### Stated task
The records that follow need to be output exactly as they are.

= = = = =

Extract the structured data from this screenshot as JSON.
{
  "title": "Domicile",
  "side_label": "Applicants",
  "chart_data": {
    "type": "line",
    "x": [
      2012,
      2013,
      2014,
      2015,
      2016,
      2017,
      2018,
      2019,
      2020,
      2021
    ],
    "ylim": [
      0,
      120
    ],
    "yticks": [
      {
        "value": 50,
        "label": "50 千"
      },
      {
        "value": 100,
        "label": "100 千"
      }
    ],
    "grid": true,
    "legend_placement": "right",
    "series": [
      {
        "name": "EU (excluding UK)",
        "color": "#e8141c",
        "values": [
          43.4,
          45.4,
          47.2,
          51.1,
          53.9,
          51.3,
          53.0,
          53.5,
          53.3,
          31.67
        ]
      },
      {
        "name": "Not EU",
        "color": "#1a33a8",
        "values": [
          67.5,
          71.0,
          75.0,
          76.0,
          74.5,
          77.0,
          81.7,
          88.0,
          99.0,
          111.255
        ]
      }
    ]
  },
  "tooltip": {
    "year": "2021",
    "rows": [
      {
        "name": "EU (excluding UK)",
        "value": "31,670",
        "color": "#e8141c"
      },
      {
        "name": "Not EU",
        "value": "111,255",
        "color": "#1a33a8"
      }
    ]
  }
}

= = = = =

### Complete answer
Extract the structured data from this screenshot as JSON.
{
  "title": "Domicile",
  "side_label": "Applicants",
  "chart_data": {
    "type": "line",
    "x": [
      2012,
      2013,
      2014,
      2015,
      2016,
      2017,
      2018,
      2019,
      2020,
      2021
    ],
    "ylim": [
      0,
      120
    ],
    "yticks": [
      {
        "value": 50,
        "label": "50 千"
      },
      {
        "value": 100,
        "label": "100 千"
      }
    ],
    "grid": true,
    "legend_placement": "right",
    "series": [
      {
        "name": "EU (excluding UK)",
        "color": "#e8141c",
        "values": [
          43.4,
          45.4,
          47.2,
          51.1,
          53.9,
          51.3,
          53.0,
          53.5,
          53.3,
          31.67
        ]
      },
      {
        "name": "Not EU",
        "color": "#1a33a8",
        "values": [
          67.5,
          71.0,
          75.0,
          76.0,
          74.5,
          77.0,
          81.7,
          88.0,
          99.0,
          111.255
        ]
      }
    ]
  },
  "tooltip": {
    "year": "2021",
    "rows": [
      {
        "name": "EU (excluding UK)",
        "value": "31,670",
        "color": "#e8141c"
      },
      {
        "name": "Not EU",
        "value": "111,255",
        "color": "#1a33a8"
      }
    ]
  }
}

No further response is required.